Dataset items:
# # #

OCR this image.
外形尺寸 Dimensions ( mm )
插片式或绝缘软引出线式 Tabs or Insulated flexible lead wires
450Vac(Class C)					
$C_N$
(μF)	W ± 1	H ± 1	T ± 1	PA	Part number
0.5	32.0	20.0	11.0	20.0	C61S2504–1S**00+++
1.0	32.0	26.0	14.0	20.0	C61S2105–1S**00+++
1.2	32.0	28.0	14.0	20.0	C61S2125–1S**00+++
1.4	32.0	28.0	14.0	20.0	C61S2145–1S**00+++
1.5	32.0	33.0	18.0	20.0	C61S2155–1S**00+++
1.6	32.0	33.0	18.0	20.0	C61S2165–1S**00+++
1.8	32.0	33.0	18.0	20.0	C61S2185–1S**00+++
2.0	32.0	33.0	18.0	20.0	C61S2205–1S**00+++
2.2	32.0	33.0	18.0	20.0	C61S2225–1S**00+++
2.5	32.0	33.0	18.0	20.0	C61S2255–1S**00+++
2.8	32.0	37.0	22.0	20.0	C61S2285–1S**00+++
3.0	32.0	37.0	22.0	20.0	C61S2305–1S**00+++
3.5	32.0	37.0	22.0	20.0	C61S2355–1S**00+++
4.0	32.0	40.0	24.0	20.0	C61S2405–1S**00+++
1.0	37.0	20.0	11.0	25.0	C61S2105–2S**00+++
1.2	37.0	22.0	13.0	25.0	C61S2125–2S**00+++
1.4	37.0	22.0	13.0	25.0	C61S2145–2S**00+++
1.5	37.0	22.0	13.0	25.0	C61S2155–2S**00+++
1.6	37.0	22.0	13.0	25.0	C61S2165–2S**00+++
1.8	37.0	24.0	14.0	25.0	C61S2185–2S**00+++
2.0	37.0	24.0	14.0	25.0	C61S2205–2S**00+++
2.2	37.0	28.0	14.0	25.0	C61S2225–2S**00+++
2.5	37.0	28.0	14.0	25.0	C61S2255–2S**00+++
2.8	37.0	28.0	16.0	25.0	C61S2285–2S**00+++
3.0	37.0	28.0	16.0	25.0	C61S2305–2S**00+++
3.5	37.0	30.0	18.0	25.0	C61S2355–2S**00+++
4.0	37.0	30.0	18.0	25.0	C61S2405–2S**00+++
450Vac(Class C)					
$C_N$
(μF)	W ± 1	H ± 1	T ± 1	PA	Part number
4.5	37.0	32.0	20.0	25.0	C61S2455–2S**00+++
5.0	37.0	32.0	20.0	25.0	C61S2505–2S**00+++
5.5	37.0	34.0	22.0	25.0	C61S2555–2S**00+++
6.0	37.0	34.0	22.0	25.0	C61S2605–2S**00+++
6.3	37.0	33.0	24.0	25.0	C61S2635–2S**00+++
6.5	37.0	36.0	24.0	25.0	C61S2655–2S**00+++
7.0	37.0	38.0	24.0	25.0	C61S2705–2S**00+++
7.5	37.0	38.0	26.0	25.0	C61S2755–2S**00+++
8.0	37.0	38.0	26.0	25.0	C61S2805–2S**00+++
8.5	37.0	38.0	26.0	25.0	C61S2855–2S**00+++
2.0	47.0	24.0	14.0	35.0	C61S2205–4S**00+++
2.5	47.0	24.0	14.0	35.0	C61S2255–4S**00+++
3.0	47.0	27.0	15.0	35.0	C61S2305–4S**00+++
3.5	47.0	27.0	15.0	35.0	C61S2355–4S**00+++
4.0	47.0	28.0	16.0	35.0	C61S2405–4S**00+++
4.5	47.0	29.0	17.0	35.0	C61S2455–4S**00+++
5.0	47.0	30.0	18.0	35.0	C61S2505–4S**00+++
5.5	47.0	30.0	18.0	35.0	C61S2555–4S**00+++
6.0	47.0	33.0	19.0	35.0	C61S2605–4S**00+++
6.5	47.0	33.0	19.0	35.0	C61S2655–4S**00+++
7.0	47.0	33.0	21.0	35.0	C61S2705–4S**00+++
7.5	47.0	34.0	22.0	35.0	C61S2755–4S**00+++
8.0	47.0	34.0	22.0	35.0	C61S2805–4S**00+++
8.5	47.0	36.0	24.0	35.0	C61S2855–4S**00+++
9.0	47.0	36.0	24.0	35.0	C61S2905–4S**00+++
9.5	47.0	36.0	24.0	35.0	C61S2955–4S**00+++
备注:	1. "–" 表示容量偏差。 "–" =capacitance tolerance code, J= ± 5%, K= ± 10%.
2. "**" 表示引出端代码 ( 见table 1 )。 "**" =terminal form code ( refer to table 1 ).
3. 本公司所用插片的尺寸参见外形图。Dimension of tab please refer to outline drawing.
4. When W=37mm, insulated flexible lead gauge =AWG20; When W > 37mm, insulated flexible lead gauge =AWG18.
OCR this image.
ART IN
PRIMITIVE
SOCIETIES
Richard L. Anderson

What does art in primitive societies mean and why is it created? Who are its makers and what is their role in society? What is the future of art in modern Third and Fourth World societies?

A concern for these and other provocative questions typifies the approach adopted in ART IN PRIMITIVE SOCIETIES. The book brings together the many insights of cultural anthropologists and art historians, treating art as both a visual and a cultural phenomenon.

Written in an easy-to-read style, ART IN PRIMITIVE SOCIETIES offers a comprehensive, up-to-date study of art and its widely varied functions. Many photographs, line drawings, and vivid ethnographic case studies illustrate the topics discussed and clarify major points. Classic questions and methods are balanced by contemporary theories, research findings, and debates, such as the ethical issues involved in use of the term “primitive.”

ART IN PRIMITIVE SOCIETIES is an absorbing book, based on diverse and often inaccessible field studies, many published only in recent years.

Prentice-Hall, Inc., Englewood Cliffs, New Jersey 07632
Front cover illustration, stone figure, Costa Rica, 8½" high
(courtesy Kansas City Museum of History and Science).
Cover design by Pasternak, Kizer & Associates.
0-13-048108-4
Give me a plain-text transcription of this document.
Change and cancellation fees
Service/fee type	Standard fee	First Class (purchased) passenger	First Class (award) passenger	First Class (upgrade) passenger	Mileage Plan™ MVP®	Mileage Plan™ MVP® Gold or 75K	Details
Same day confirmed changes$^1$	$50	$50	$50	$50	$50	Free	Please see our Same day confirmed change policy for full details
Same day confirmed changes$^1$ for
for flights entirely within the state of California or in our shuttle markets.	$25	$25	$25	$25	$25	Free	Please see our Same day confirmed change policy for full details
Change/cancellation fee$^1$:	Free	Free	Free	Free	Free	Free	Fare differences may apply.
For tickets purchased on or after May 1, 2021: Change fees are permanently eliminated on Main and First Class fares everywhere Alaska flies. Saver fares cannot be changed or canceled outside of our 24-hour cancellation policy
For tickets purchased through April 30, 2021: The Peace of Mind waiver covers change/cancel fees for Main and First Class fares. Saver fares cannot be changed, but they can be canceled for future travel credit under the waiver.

# # #

* **Description of the task**: Reproduce each entry exactly, leaving out nothing.

* **Worked solution**:
OCR this image.
外形尺寸 Dimensions ( mm )
插片式或绝缘软引出线式 Tabs or Insulated flexible lead wires
450Vac(Class C)					
$C_N$
(μF)	W ± 1	H ± 1	T ± 1	PA	Part number
0.5	32.0	20.0	11.0	20.0	C61S2504–1S**00+++
1.0	32.0	26.0	14.0	20.0	C61S2105–1S**00+++
1.2	32.0	28.0	14.0	20.0	C61S2125–1S**00+++
1.4	32.0	28.0	14.0	20.0	C61S2145–1S**00+++
1.5	32.0	33.0	18.0	20.0	C61S2155–1S**00+++
1.6	32.0	33.0	18.0	20.0	C61S2165–1S**00+++
1.8	32.0	33.0	18.0	20.0	C61S2185–1S**00+++
2.0	32.0	33.0	18.0	20.0	C61S2205–1S**00+++
2.2	32.0	33.0	18.0	20.0	C61S2225–1S**00+++
2.5	32.0	33.0	18.0	20.0	C61S2255–1S**00+++
2.8	32.0	37.0	22.0	20.0	C61S2285–1S**00+++
3.0	32.0	37.0	22.0	20.0	C61S2305–1S**00+++
3.5	32.0	37.0	22.0	20.0	C61S2355–1S**00+++
4.0	32.0	40.0	24.0	20.0	C61S2405–1S**00+++
1.0	37.0	20.0	11.0	25.0	C61S2105–2S**00+++
1.2	37.0	22.0	13.0	25.0	C61S2125–2S**00+++
1.4	37.0	22.0	13.0	25.0	C61S2145–2S**00+++
1.5	37.0	22.0	13.0	25.0	C61S2155–2S**00+++
1.6	37.0	22.0	13.0	25.0	C61S2165–2S**00+++
1.8	37.0	24.0	14.0	25.0	C61S2185–2S**00+++
2.0	37.0	24.0	14.0	25.0	C61S2205–2S**00+++
2.2	37.0	28.0	14.0	25.0	C61S2225–2S**00+++
2.5	37.0	28.0	14.0	25.0	C61S2255–2S**00+++
2.8	37.0	28.0	16.0	25.0	C61S2285–2S**00+++
3.0	37.0	28.0	16.0	25.0	C61S2305–2S**00+++
3.5	37.0	30.0	18.0	25.0	C61S2355–2S**00+++
4.0	37.0	30.0	18.0	25.0	C61S2405–2S**00+++
450Vac(Class C)					
$C_N$
(μF)	W ± 1	H ± 1	T ± 1	PA	Part number
4.5	37.0	32.0	20.0	25.0	C61S2455–2S**00+++
5.0	37.0	32.0	20.0	25.0	C61S2505–2S**00+++
5.5	37.0	34.0	22.0	25.0	C61S2555–2S**00+++
6.0	37.0	34.0	22.0	25.0	C61S2605–2S**00+++
6.3	37.0	33.0	24.0	25.0	C61S2635–2S**00+++
6.5	37.0	36.0	24.0	25.0	C61S2655–2S**00+++
7.0	37.0	38.0	24.0	25.0	C61S2705–2S**00+++
7.5	37.0	38.0	26.0	25.0	C61S2755–2S**00+++
8.0	37.0	38.0	26.0	25.0	C61S2805–2S**00+++
8.5	37.0	38.0	26.0	25.0	C61S2855–2S**00+++
2.0	47.0	24.0	14.0	35.0	C61S2205–4S**00+++
2.5	47.0	24.0	14.0	35.0	C61S2255–4S**00+++
3.0	47.0	27.0	15.0	35.0	C61S2305–4S**00+++
3.5	47.0	27.0	15.0	35.0	C61S2355–4S**00+++
4.0	47.0	28.0	16.0	35.0	C61S2405–4S**00+++
4.5	47.0	29.0	17.0	35.0	C61S2455–4S**00+++
5.0	47.0	30.0	18.0	35.0	C61S2505–4S**00+++
5.5	47.0	30.0	18.0	35.0	C61S2555–4S**00+++
6.0	47.0	33.0	19.0	35.0	C61S2605–4S**00+++
6.5	47.0	33.0	19.0	35.0	C61S2655–4S**00+++
7.0	47.0	33.0	21.0	35.0	C61S2705–4S**00+++
7.5	47.0	34.0	22.0	35.0	C61S2755–4S**00+++
8.0	47.0	34.0	22.0	35.0	C61S2805–4S**00+++
8.5	47.0	36.0	24.0	35.0	C61S2855–4S**00+++
9.0	47.0	36.0	24.0	35.0	C61S2905–4S**00+++
9.5	47.0	36.0	24.0	35.0	C61S2955–4S**00+++
备注:	1. "–" 表示容量偏差。 "–" =capacitance tolerance code, J= ± 5%, K= ± 10%.
2. "**" 表示引出端代码 ( 见table 1 )。 "**" =terminal form code ( refer to table 1 ).
3. 本公司所用插片的尺寸参见外形图。Dimension of tab please refer to outline drawing.
4. When W=37mm, insulated flexible lead gauge =AWG20; When W > 37mm, insulated flexible lead gauge =AWG18.
OCR this image.
ART IN
PRIMITIVE
SOCIETIES
Richard L. Anderson

What does art in primitive societies mean and why is it created? Who are its makers and what is their role in society? What is the future of art in modern Third and Fourth World societies?

A concern for these and other provocative questions typifies the approach adopted in ART IN PRIMITIVE SOCIETIES. The book brings together the many insights of cultural anthropologists and art historians, treating art as both a visual and a cultural phenomenon.

Written in an easy-to-read style, ART IN PRIMITIVE SOCIETIES offers a comprehensive, up-to-date study of art and its widely varied functions. Many photographs, line drawings, and vivid ethnographic case studies illustrate the topics discussed and clarify major points. Classic questions and methods are balanced by contemporary theories, research findings, and debates, such as the ethical issues involved in use of the term “primitive.”

ART IN PRIMITIVE SOCIETIES is an absorbing book, based on diverse and often inaccessible field studies, many published only in recent years.

Prentice-Hall, Inc., Englewood Cliffs, New Jersey 07632
Front cover illustration, stone figure, Costa Rica, 8½" high
(courtesy Kansas City Museum of History and Science).
Cover design by Pasternak, Kizer & Associates.
0-13-048108-4
Give me a plain-text transcription of this document.
Change and cancellation fees
Service/fee type	Standard fee	First Class (purchased) passenger	First Class (award) passenger	First Class (upgrade) passenger	Mileage Plan™ MVP®	Mileage Plan™ MVP® Gold or 75K	Details
Same day confirmed changes$^1$	$50	$50	$50	$50	$50	Free	Please see our Same day confirmed change policy for full details
Same day confirmed changes$^1$ for
for flights entirely within the state of California or in our shuttle markets.	$25	$25	$25	$25	$25	Free	Please see our Same day confirmed change policy for full details
Change/cancellation fee$^1$:	Free	Free	Free	Free	Free	Free	Fare differences may apply.
For tickets purchased on or after May 1, 2021: Change fees are permanently eliminated on Main and First Class fares everywhere Alaska flies. Saver fares cannot be changed or canceled outside of our 24-hour cancellation policy
For tickets purchased through April 30, 2021: The Peace of Mind waiver covers change/cancel fees for Main and First Class fares. Saver fares cannot be changed, but they can be canceled for future travel credit under the waiver.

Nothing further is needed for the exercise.